Copy every record below, exactly as written.

» **Input records**
· · · ·

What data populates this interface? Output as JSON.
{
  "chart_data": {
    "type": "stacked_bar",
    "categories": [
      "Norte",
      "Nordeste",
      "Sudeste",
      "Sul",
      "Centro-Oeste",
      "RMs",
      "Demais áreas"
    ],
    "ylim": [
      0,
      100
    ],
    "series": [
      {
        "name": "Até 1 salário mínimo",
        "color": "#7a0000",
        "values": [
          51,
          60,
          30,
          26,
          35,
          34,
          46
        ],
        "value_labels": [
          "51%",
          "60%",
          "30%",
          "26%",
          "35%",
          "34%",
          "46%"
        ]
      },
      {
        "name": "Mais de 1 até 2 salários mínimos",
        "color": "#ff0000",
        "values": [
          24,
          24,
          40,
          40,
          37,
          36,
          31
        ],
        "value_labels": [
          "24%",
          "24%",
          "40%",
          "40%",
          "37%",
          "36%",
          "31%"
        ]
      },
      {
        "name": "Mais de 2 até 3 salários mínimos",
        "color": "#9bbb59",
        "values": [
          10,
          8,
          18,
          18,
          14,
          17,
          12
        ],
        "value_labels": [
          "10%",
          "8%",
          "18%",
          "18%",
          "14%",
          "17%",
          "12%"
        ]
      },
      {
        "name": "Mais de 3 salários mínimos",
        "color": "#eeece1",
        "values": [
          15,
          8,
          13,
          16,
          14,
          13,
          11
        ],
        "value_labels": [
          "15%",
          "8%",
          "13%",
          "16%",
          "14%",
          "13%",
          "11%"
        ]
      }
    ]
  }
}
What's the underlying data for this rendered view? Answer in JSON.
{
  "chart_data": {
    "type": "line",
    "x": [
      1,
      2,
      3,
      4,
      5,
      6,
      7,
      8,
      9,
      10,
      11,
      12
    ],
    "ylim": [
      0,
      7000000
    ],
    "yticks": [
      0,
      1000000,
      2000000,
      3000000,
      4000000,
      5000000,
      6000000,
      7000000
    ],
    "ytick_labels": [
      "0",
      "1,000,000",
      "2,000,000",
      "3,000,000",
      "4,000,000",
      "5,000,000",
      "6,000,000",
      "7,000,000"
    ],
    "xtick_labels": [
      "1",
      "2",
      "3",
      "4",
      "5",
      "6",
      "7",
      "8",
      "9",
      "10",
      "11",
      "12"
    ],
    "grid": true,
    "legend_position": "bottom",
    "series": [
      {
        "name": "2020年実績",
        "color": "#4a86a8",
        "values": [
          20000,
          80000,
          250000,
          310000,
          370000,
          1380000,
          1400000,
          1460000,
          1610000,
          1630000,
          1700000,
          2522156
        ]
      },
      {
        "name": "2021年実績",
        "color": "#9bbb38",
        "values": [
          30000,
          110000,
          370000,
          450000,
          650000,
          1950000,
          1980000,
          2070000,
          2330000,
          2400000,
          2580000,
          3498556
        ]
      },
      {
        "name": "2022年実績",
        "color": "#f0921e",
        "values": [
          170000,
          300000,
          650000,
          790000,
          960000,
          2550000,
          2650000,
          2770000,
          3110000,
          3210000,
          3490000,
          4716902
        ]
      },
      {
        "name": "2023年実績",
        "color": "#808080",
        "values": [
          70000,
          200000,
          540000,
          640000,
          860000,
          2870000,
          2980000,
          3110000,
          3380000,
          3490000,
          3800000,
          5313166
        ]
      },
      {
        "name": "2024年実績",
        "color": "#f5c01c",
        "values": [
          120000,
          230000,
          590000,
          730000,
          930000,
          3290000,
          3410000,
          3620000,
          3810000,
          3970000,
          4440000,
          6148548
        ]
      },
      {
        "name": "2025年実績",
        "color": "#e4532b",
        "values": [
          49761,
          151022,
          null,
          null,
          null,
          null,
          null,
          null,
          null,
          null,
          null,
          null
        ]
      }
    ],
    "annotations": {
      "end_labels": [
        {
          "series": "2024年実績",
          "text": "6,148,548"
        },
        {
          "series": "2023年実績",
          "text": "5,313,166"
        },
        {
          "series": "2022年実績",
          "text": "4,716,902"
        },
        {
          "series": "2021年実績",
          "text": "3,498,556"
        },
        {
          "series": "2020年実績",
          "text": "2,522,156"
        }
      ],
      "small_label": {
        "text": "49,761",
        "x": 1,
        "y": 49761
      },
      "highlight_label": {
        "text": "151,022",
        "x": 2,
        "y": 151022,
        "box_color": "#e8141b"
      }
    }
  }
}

· · · ·

» **Task result**
What data populates this interface? Output as JSON.
{
  "chart_data": {
    "type": "stacked_bar",
    "categories": [
      "Norte",
      "Nordeste",
      "Sudeste",
      "Sul",
      "Centro-Oeste",
      "RMs",
      "Demais áreas"
    ],
    "ylim": [
      0,
      100
    ],
    "series": [
      {
        "name": "Até 1 salário mínimo",
        "color": "#7a0000",
        "values": [
          51,
          60,
          30,
          26,
          35,
          34,
          46
        ],
        "value_labels": [
          "51%",
          "60%",
          "30%",
          "26%",
          "35%",
          "34%",
          "46%"
        ]
      },
      {
        "name": "Mais de 1 até 2 salários mínimos",
        "color": "#ff0000",
        "values": [
          24,
          24,
          40,
          40,
          37,
          36,
          31
        ],
        "value_labels": [
          "24%",
          "24%",
          "40%",
          "40%",
          "37%",
          "36%",
          "31%"
        ]
      },
      {
        "name": "Mais de 2 até 3 salários mínimos",
        "color": "#9bbb59",
        "values": [
          10,
          8,
          18,
          18,
          14,
          17,
          12
        ],
        "value_labels": [
          "10%",
          "8%",
          "18%",
          "18%",
          "14%",
          "17%",
          "12%"
        ]
      },
      {
        "name": "Mais de 3 salários mínimos",
        "color": "#eeece1",
        "values": [
          15,
          8,
          13,
          16,
          14,
          13,
          11
        ],
        "value_labels": [
          "15%",
          "8%",
          "13%",
          "16%",
          "14%",
          "13%",
          "11%"
        ]
      }
    ]
  }
}
What's the underlying data for this rendered view? Answer in JSON.
{
  "chart_data": {
    "type": "line",
    "x": [
      1,
      2,
      3,
      4,
      5,
      6,
      7,
      8,
      9,
      10,
      11,
      12
    ],
    "ylim": [
      0,
      7000000
    ],
    "yticks": [
      0,
      1000000,
      2000000,
      3000000,
      4000000,
      5000000,
      6000000,
      7000000
    ],
    "ytick_labels": [
      "0",
      "1,000,000",
      "2,000,000",
      "3,000,000",
      "4,000,000",
      "5,000,000",
      "6,000,000",
      "7,000,000"
    ],
    "xtick_labels": [
      "1",
      "2",
      "3",
      "4",
      "5",
      "6",
      "7",
      "8",
      "9",
      "10",
      "11",
      "12"
    ],
    "grid": true,
    "legend_position": "bottom",
    "series": [
      {
        "name": "2020年実績",
        "color": "#4a86a8",
        "values": [
          20000,
          80000,
          250000,
          310000,
          370000,
          1380000,
          1400000,
          1460000,
          1610000,
          1630000,
          1700000,
          2522156
        ]
      },
      {
        "name": "2021年実績",
        "color": "#9bbb38",
        "values": [
          30000,
          110000,
          370000,
          450000,
          650000,
          1950000,
          1980000,
          2070000,
          2330000,
          2400000,
          2580000,
          3498556
        ]
      },
      {
        "name": "2022年実績",
        "color": "#f0921e",
        "values": [
          170000,
          300000,
          650000,
          790000,
          960000,
          2550000,
          2650000,
          2770000,
          3110000,
          3210000,
          3490000,
          4716902
        ]
      },
      {
        "name": "2023年実績",
        "color": "#808080",
        "values": [
          70000,
          200000,
          540000,
          640000,
          860000,
          2870000,
          2980000,
          3110000,
          3380000,
          3490000,
          3800000,
          5313166
        ]
      },
      {
        "name": "2024年実績",
        "color": "#f5c01c",
        "values": [
          120000,
          230000,
          590000,
          730000,
          930000,
          3290000,
          3410000,
          3620000,
          3810000,
          3970000,
          4440000,
          6148548
        ]
      },
      {
        "name": "2025年実績",
        "color": "#e4532b",
        "values": [
          49761,
          151022,
          null,
          null,
          null,
          null,
          null,
          null,
          null,
          null,
          null,
          null
        ]
      }
    ],
    "annotations": {
      "end_labels": [
        {
          "series": "2024年実績",
          "text": "6,148,548"
        },
        {
          "series": "2023年実績",
          "text": "5,313,166"
        },
        {
          "series": "2022年実績",
          "text": "4,716,902"
        },
        {
          "series": "2021年実績",
          "text": "3,498,556"
        },
        {
          "series": "2020年実績",
          "text": "2,522,156"
        }
      ],
      "small_label": {
        "text": "49,761",
        "x": 1,
        "y": 49761
      },
      "highlight_label": {
        "text": "151,022",
        "x": 2,
        "y": 151022,
        "box_color": "#e8141b"
      }
    }
  }
}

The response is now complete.